* Given instruction
Give the data again, word for word.

────────────────────────────────────────

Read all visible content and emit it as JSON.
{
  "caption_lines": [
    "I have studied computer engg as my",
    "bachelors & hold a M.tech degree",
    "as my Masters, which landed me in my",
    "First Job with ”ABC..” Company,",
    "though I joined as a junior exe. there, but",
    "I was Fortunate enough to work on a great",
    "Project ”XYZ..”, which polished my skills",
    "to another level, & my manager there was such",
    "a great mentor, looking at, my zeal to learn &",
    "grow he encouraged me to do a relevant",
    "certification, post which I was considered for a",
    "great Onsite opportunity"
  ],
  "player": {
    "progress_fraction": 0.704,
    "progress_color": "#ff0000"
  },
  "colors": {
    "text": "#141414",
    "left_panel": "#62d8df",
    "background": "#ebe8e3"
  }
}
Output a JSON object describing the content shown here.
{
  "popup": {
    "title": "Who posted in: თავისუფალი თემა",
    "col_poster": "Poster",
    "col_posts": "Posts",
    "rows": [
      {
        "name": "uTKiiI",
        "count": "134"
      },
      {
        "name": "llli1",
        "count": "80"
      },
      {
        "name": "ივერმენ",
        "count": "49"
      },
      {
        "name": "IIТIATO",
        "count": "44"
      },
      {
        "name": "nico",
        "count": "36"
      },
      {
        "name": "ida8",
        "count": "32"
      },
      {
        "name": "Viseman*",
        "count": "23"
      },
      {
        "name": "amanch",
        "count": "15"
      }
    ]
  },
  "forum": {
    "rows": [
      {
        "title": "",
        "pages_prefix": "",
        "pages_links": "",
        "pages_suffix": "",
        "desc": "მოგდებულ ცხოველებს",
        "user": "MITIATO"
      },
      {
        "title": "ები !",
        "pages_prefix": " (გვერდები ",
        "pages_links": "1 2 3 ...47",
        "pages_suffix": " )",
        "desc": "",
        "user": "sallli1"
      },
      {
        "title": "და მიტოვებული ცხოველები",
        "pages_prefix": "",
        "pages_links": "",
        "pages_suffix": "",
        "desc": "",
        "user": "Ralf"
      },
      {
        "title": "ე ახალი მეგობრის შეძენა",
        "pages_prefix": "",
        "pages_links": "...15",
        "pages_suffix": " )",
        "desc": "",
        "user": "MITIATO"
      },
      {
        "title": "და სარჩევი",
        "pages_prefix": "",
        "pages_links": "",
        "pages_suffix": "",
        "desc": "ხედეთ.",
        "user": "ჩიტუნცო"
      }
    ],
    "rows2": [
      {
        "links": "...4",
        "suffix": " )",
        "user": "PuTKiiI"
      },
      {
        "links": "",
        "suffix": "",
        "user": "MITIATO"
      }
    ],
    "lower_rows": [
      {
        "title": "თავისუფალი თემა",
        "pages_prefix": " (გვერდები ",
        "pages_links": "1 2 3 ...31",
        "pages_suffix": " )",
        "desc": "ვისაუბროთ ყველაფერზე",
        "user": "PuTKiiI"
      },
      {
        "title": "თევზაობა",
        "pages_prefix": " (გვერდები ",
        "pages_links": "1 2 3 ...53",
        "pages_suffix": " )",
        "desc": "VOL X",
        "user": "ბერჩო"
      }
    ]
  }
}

────────────────────────────────────────

* Written answer
Read all visible content and emit it as JSON.
{
  "caption_lines": [
    "I have studied computer engg as my",
    "bachelors & hold a M.tech degree",
    "as my Masters, which landed me in my",
    "First Job with ”ABC..” Company,",
    "though I joined as a junior exe. there, but",
    "I was Fortunate enough to work on a great",
    "Project ”XYZ..”, which polished my skills",
    "to another level, & my manager there was such",
    "a great mentor, looking at, my zeal to learn &",
    "grow he encouraged me to do a relevant",
    "certification, post which I was considered for a",
    "great Onsite opportunity"
  ],
  "player": {
    "progress_fraction": 0.704,
    "progress_color": "#ff0000"
  },
  "colors": {
    "text": "#141414",
    "left_panel": "#62d8df",
    "background": "#ebe8e3"
  }
}
Output a JSON object describing the content shown here.
{
  "popup": {
    "title": "Who posted in: თავისუფალი თემა",
    "col_poster": "Poster",
    "col_posts": "Posts",
    "rows": [
      {
        "name": "uTKiiI",
        "count": "134"
      },
      {
        "name": "llli1",
        "count": "80"
      },
      {
        "name": "ივერმენ",
        "count": "49"
      },
      {
        "name": "IIТIATO",
        "count": "44"
      },
      {
        "name": "nico",
        "count": "36"
      },
      {
        "name": "ida8",
        "count": "32"
      },
      {
        "name": "Viseman*",
        "count": "23"
      },
      {
        "name": "amanch",
        "count": "15"
      }
    ]
  },
  "forum": {
    "rows": [
      {
        "title": "",
        "pages_prefix": "",
        "pages_links": "",
        "pages_suffix": "",
        "desc": "მოგდებულ ცხოველებს",
        "user": "MITIATO"
      },
      {
        "title": "ები !",
        "pages_prefix": " (გვერდები ",
        "pages_links": "1 2 3 ...47",
        "pages_suffix": " )",
        "desc": "",
        "user": "sallli1"
      },
      {
        "title": "და მიტოვებული ცხოველები",
        "pages_prefix": "",
        "pages_links": "",
        "pages_suffix": "",
        "desc": "",
        "user": "Ralf"
      },
      {
        "title": "ე ახალი მეგობრის შეძენა",
        "pages_prefix": "",
        "pages_links": "...15",
        "pages_suffix": " )",
        "desc": "",
        "user": "MITIATO"
      },
      {
        "title": "და სარჩევი",
        "pages_prefix": "",
        "pages_links": "",
        "pages_suffix": "",
        "desc": "ხედეთ.",
        "user": "ჩიტუნცო"
      }
    ],
    "rows2": [
      {
        "links": "...4",
        "suffix": " )",
        "user": "PuTKiiI"
      },
      {
        "links": "",
        "suffix": "",
        "user": "MITIATO"
      }
    ],
    "lower_rows": [
      {
        "title": "თავისუფალი თემა",
        "pages_prefix": " (გვერდები ",
        "pages_links": "1 2 3 ...31",
        "pages_suffix": " )",
        "desc": "ვისაუბროთ ყველაფერზე",
        "user": "PuTKiiI"
      },
      {
        "title": "თევზაობა",
        "pages_prefix": " (გვერდები ",
        "pages_links": "1 2 3 ...53",
        "pages_suffix": " )",
        "desc": "VOL X",
        "user": "ბერჩო"
      }
    ]
  }
}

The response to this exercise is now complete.